BRIEF – Your task is to repeat, word for word, the line containing "Parse this screenshot: output" and all lines that follow it to the end of the material, and no other lines.

MATERIALS PROVIDED –

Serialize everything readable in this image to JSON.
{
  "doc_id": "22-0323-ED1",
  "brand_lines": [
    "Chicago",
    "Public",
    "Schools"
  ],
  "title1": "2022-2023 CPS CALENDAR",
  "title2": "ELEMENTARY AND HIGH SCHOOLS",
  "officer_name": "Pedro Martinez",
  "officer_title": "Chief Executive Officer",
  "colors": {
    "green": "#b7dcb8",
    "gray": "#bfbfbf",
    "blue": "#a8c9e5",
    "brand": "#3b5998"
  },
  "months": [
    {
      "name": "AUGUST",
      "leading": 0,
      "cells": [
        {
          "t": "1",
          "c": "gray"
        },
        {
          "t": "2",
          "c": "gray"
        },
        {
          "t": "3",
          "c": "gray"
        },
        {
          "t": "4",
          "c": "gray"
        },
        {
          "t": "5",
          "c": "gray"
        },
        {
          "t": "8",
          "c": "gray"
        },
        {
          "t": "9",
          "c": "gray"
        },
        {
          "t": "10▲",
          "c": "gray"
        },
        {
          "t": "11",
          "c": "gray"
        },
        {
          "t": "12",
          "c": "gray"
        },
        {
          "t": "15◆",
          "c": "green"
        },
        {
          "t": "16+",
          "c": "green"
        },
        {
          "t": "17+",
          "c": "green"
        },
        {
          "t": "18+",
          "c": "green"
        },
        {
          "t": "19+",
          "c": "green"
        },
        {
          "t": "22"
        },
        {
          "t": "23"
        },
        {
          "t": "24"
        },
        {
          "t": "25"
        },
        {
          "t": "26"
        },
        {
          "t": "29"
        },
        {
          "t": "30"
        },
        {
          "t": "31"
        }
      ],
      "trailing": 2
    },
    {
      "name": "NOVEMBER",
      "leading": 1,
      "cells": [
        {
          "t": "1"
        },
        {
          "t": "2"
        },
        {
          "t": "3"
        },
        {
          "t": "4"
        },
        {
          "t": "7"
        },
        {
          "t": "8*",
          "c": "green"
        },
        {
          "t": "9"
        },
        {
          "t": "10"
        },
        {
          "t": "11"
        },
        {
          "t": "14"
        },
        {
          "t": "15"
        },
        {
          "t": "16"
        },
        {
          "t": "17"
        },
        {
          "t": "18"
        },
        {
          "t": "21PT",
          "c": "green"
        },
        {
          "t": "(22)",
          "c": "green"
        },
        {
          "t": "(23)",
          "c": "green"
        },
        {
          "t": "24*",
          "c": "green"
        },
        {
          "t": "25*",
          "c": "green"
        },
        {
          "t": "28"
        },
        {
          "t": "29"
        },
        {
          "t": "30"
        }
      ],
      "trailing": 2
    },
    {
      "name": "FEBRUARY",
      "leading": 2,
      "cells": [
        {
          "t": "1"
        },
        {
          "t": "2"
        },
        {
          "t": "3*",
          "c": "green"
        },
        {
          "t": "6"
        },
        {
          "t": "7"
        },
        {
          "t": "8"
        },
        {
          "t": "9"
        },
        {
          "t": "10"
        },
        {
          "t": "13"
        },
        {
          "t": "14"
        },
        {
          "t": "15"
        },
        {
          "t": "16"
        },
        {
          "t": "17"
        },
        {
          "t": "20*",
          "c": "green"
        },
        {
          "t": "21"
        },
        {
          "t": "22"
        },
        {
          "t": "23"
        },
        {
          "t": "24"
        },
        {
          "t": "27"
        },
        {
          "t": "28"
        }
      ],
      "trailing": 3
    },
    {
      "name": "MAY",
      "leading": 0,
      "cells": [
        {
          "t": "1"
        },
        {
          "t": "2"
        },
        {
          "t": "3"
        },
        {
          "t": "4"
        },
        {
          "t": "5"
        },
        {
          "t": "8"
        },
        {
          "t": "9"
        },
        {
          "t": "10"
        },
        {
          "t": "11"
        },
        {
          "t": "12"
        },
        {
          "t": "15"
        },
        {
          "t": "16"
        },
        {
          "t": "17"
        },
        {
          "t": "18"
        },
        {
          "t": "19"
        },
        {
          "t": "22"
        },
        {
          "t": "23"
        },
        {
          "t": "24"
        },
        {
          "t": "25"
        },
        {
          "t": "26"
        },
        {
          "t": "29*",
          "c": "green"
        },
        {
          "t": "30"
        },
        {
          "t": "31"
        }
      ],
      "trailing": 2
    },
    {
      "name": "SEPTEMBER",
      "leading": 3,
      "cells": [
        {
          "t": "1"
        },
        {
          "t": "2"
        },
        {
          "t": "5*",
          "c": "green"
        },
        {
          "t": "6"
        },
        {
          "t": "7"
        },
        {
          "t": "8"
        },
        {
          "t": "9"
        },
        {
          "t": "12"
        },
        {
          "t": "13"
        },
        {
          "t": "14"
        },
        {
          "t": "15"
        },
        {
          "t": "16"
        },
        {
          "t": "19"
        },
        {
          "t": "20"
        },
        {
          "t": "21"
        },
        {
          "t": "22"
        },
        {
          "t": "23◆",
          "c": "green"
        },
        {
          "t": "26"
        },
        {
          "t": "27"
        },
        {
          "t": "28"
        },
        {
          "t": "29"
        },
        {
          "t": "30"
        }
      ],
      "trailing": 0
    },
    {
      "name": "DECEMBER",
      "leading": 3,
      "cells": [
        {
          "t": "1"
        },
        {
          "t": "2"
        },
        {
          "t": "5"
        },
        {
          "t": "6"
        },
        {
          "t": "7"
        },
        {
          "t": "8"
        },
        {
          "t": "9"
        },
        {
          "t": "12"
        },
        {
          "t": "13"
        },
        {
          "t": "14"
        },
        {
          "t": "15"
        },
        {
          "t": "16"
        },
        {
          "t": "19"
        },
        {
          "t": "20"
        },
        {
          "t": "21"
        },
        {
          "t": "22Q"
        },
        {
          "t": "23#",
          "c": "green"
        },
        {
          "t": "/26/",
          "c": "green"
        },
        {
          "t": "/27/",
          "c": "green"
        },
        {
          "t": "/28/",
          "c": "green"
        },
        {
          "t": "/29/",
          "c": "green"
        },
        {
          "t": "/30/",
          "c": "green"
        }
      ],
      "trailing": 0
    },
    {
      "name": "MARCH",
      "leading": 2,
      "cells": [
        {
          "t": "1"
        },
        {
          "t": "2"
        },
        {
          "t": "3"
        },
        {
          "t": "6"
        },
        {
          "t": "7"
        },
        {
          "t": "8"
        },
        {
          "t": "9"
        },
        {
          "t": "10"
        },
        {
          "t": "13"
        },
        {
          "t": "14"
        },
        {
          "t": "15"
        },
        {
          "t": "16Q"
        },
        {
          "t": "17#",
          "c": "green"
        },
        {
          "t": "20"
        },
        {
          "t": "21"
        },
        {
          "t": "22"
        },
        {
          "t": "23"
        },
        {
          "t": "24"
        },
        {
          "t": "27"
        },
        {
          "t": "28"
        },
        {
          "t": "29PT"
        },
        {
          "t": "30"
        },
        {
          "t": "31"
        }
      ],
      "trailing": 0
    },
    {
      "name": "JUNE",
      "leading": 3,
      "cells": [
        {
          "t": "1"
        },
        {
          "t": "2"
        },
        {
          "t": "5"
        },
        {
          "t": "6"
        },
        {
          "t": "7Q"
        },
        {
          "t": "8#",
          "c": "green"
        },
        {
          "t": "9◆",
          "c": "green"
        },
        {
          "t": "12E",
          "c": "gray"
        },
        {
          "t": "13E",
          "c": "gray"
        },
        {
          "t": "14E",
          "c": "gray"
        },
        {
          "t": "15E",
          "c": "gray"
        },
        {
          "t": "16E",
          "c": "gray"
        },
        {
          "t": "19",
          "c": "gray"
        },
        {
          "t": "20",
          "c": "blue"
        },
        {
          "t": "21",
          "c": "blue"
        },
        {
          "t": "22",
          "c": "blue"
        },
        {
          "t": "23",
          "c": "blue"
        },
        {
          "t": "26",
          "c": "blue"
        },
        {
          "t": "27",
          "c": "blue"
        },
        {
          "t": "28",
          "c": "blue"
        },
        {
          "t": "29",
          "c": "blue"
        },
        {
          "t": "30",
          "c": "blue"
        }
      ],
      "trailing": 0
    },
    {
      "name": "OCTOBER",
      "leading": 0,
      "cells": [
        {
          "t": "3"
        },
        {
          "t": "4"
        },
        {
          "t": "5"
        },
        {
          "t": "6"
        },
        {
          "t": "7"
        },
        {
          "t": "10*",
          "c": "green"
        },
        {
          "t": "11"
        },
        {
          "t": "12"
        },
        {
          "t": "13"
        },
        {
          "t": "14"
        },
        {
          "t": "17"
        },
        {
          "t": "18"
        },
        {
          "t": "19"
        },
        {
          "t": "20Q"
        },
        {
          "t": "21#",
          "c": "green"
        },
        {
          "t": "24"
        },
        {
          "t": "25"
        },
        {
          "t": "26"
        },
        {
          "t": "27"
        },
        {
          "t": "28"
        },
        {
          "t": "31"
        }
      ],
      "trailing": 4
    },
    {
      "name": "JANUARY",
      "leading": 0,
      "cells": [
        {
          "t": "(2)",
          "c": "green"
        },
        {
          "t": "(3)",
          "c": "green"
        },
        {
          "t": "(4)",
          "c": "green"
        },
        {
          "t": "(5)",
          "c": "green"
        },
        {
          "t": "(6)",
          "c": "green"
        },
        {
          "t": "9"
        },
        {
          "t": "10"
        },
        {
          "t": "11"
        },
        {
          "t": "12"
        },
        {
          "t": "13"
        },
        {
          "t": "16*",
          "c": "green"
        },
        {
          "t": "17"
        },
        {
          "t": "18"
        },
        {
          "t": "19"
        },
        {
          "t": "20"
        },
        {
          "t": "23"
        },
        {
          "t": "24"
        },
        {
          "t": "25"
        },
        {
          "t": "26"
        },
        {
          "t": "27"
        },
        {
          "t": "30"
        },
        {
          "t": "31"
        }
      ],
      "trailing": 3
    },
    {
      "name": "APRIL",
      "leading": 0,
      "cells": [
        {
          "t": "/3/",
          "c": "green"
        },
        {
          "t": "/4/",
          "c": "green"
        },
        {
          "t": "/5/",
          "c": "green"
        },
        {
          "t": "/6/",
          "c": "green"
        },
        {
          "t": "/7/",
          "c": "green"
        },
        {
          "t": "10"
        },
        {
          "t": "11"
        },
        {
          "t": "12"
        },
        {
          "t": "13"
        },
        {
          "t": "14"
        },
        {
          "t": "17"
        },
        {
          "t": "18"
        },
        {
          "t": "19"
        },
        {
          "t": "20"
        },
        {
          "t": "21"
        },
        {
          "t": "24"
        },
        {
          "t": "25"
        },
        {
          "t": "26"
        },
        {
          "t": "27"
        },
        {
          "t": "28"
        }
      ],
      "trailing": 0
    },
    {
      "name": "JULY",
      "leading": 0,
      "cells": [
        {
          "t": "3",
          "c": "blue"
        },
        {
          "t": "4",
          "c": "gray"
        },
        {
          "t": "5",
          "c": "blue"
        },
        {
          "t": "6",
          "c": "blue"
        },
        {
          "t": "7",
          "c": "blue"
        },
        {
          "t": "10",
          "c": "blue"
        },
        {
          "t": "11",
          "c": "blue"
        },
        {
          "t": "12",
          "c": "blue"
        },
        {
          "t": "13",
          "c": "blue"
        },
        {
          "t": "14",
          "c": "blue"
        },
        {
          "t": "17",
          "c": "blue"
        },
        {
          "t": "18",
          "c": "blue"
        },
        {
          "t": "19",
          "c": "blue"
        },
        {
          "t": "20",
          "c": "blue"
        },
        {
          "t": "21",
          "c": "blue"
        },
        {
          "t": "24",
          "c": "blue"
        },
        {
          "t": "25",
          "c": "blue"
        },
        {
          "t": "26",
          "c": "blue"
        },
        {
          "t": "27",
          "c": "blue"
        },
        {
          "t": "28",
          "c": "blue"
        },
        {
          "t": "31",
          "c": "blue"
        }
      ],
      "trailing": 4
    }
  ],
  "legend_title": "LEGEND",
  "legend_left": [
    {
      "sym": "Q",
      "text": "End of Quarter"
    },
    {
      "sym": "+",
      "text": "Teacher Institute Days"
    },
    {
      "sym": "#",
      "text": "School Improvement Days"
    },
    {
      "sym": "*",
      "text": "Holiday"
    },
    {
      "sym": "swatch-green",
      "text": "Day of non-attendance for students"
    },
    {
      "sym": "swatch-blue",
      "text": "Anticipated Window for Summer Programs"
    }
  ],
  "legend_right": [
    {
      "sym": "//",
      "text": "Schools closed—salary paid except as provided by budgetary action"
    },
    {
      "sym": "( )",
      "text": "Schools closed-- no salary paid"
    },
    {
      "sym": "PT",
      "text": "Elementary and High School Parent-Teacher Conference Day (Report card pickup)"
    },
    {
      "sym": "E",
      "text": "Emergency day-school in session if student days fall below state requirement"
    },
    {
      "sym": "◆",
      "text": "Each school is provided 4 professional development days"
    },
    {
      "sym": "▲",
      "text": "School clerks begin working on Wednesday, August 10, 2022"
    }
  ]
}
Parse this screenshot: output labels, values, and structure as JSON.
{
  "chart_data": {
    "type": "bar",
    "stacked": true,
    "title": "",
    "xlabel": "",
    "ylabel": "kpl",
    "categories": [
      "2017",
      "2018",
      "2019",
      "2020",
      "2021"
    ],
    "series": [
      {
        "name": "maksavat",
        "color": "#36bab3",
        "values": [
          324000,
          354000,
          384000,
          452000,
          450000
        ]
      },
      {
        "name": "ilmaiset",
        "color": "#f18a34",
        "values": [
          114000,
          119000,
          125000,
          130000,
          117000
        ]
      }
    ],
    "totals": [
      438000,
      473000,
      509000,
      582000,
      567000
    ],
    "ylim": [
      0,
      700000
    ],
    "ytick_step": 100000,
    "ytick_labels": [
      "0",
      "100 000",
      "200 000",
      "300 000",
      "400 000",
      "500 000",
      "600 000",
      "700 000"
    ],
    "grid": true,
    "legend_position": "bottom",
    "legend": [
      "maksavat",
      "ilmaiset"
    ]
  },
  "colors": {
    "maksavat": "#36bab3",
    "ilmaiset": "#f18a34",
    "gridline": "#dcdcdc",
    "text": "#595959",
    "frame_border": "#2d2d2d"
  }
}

OUTPUT FOR THIS TASK –
Parse this screenshot: output labels, values, and structure as JSON.
{
  "chart_data": {
    "type": "bar",
    "stacked": true,
    "title": "",
    "xlabel": "",
    "ylabel": "kpl",
    "categories": [
      "2017",
      "2018",
      "2019",
      "2020",
      "2021"
    ],
    "series": [
      {
        "name": "maksavat",
        "color": "#36bab3",
        "values": [
          324000,
          354000,
          384000,
          452000,
          450000
        ]
      },
      {
        "name": "ilmaiset",
        "color": "#f18a34",
        "values": [
          114000,
          119000,
          125000,
          130000,
          117000
        ]
      }
    ],
    "totals": [
      438000,
      473000,
      509000,
      582000,
      567000
    ],
    "ylim": [
      0,
      700000
    ],
    "ytick_step": 100000,
    "ytick_labels": [
      "0",
      "100 000",
      "200 000",
      "300 000",
      "400 000",
      "500 000",
      "600 000",
      "700 000"
    ],
    "grid": true,
    "legend_position": "bottom",
    "legend": [
      "maksavat",
      "ilmaiset"
    ]
  },
  "colors": {
    "maksavat": "#36bab3",
    "ilmaiset": "#f18a34",
    "gridline": "#dcdcdc",
    "text": "#595959",
    "frame_border": "#2d2d2d"
  }
}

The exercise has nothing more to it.